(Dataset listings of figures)

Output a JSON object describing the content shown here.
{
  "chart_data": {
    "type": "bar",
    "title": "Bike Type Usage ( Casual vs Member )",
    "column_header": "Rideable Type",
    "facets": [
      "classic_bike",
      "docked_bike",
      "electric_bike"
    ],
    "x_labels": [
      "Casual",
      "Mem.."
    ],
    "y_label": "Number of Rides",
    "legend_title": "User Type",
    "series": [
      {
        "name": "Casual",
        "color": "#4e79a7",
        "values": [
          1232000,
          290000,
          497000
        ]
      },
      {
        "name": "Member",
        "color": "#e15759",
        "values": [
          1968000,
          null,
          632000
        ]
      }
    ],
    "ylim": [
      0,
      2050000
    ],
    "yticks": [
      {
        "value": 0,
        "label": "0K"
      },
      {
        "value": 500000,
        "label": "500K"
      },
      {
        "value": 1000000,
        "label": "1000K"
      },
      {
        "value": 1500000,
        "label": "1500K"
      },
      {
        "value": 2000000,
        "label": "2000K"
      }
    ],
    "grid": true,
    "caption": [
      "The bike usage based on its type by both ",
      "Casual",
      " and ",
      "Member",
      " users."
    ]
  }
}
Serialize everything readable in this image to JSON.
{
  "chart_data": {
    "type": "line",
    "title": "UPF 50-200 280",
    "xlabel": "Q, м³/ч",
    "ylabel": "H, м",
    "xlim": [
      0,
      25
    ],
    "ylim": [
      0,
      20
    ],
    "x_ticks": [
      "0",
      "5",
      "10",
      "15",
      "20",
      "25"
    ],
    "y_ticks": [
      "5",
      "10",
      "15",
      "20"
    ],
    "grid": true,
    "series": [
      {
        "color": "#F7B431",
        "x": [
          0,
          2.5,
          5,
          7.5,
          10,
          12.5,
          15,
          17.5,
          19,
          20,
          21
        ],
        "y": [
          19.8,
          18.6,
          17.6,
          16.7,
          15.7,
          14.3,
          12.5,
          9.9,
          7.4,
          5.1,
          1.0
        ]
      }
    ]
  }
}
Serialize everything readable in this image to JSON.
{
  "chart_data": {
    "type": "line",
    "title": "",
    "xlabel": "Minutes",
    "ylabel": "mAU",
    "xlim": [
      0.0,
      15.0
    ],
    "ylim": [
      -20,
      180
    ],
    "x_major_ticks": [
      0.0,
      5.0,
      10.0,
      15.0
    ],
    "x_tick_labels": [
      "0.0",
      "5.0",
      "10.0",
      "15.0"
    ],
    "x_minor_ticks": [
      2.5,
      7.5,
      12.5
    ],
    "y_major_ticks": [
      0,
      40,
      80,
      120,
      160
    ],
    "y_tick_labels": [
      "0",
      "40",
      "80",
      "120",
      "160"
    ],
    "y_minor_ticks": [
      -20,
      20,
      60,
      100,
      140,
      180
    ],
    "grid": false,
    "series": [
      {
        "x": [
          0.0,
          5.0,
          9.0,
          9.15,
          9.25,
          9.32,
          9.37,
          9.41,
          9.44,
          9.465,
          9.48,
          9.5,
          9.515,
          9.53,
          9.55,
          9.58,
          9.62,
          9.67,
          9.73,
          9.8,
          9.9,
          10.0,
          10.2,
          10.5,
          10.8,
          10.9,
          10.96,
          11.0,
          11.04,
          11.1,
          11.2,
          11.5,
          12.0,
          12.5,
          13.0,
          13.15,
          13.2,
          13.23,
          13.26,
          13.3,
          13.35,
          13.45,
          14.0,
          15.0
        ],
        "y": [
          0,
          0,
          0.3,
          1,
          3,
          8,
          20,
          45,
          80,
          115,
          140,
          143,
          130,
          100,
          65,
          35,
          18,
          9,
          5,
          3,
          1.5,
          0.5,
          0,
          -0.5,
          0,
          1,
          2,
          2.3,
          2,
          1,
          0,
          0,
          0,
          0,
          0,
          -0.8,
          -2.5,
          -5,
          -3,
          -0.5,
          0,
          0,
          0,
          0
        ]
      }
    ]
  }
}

PROBLEM DETAILS: Copy out all of the lines above exactly.

TASK ANSWER:
Output a JSON object describing the content shown here.
{
  "chart_data": {
    "type": "bar",
    "title": "Bike Type Usage ( Casual vs Member )",
    "column_header": "Rideable Type",
    "facets": [
      "classic_bike",
      "docked_bike",
      "electric_bike"
    ],
    "x_labels": [
      "Casual",
      "Mem.."
    ],
    "y_label": "Number of Rides",
    "legend_title": "User Type",
    "series": [
      {
        "name": "Casual",
        "color": "#4e79a7",
        "values": [
          1232000,
          290000,
          497000
        ]
      },
      {
        "name": "Member",
        "color": "#e15759",
        "values": [
          1968000,
          null,
          632000
        ]
      }
    ],
    "ylim": [
      0,
      2050000
    ],
    "yticks": [
      {
        "value": 0,
        "label": "0K"
      },
      {
        "value": 500000,
        "label": "500K"
      },
      {
        "value": 1000000,
        "label": "1000K"
      },
      {
        "value": 1500000,
        "label": "1500K"
      },
      {
        "value": 2000000,
        "label": "2000K"
      }
    ],
    "grid": true,
    "caption": [
      "The bike usage based on its type by both ",
      "Casual",
      " and ",
      "Member",
      " users."
    ]
  }
}
Serialize everything readable in this image to JSON.
{
  "chart_data": {
    "type": "line",
    "title": "UPF 50-200 280",
    "xlabel": "Q, м³/ч",
    "ylabel": "H, м",
    "xlim": [
      0,
      25
    ],
    "ylim": [
      0,
      20
    ],
    "x_ticks": [
      "0",
      "5",
      "10",
      "15",
      "20",
      "25"
    ],
    "y_ticks": [
      "5",
      "10",
      "15",
      "20"
    ],
    "grid": true,
    "series": [
      {
        "color": "#F7B431",
        "x": [
          0,
          2.5,
          5,
          7.5,
          10,
          12.5,
          15,
          17.5,
          19,
          20,
          21
        ],
        "y": [
          19.8,
          18.6,
          17.6,
          16.7,
          15.7,
          14.3,
          12.5,
          9.9,
          7.4,
          5.1,
          1.0
        ]
      }
    ]
  }
}
Serialize everything readable in this image to JSON.
{
  "chart_data": {
    "type": "line",
    "title": "",
    "xlabel": "Minutes",
    "ylabel": "mAU",
    "xlim": [
      0.0,
      15.0
    ],
    "ylim": [
      -20,
      180
    ],
    "x_major_ticks": [
      0.0,
      5.0,
      10.0,
      15.0
    ],
    "x_tick_labels": [
      "0.0",
      "5.0",
      "10.0",
      "15.0"
    ],
    "x_minor_ticks": [
      2.5,
      7.5,
      12.5
    ],
    "y_major_ticks": [
      0,
      40,
      80,
      120,
      160
    ],
    "y_tick_labels": [
      "0",
      "40",
      "80",
      "120",
      "160"
    ],
    "y_minor_ticks": [
      -20,
      20,
      60,
      100,
      140,
      180
    ],
    "grid": false,
    "series": [
      {
        "x": [
          0.0,
          5.0,
          9.0,
          9.15,
          9.25,
          9.32,
          9.37,
          9.41,
          9.44,
          9.465,
          9.48,
          9.5,
          9.515,
          9.53,
          9.55,
          9.58,
          9.62,
          9.67,
          9.73,
          9.8,
          9.9,
          10.0,
          10.2,
          10.5,
          10.8,
          10.9,
          10.96,
          11.0,
          11.04,
          11.1,
          11.2,
          11.5,
          12.0,
          12.5,
          13.0,
          13.15,
          13.2,
          13.23,
          13.26,
          13.3,
          13.35,
          13.45,
          14.0,
          15.0
        ],
        "y": [
          0,
          0,
          0.3,
          1,
          3,
          8,
          20,
          45,
          80,
          115,
          140,
          143,
          130,
          100,
          65,
          35,
          18,
          9,
          5,
          3,
          1.5,
          0.5,
          0,
          -0.5,
          0,
          1,
          2,
          2.3,
          2,
          1,
          0,
          0,
          0,
          0,
          0,
          -0.8,
          -2.5,
          -5,
          -3,
          -0.5,
          0,
          0,
          0,
          0
        ]
      }
    ]
  }
}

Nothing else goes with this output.